■ To do ■
Extract every line where the string "специалист" appears.

■ Records for processing ■
Start
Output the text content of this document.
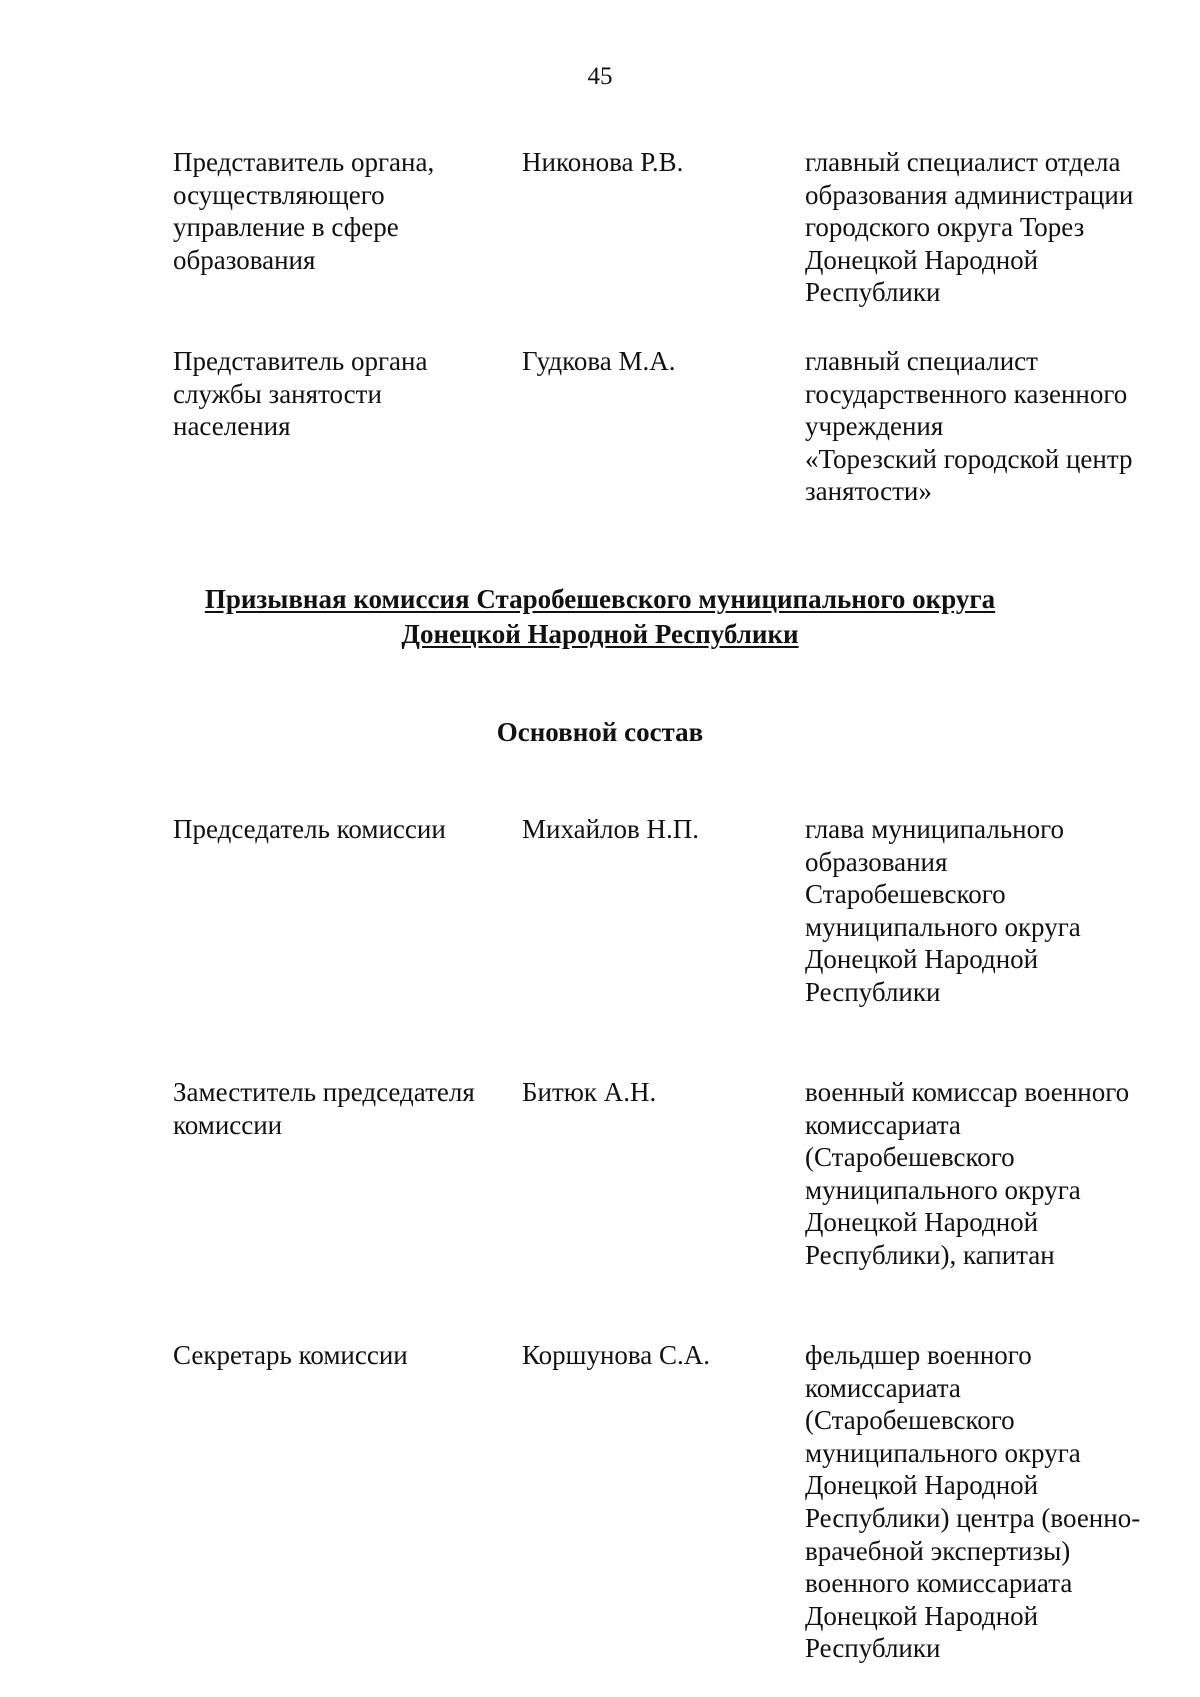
45
Представитель органа,
осуществляющего
управление в сфере
образования
Никонова Р.В.	главный специалист отдела
образования администрации
городского округа Торез
Донецкой Народной
Республики
Представитель органа
службы занятости
населения
Гудкова М.А.	главный специалист
государственного казенного
учреждения
«Торезский городской центр
занятости»
Призывная комиссия Старобешевского муниципального округа
Донецкой Народной Республики
Основной состав
Председатель комиссии	Михайлов Н.П.	глава муниципального
образования
Старобешевского
муниципального округа
Донецкой Народной
Республики
Заместитель председателя
комиссии
Битюк А.Н.	военный комиссар военного
комиссариата
(Старобешевского
муниципального округа
Донецкой Народной
Республики), капитан
Секретарь комиссии	Коршунова С.А.	фельдшер военного
комиссариата
(Старобешевского
муниципального округа
Донецкой Народной
Республики) центра (военно-
врачебной экспертизы)
военного комиссариата
Донецкой Народной
Республики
End
■ Completed exercise ■
Никонова Р.В.	главный специалист отдела
Гудкова М.А.	главный специалист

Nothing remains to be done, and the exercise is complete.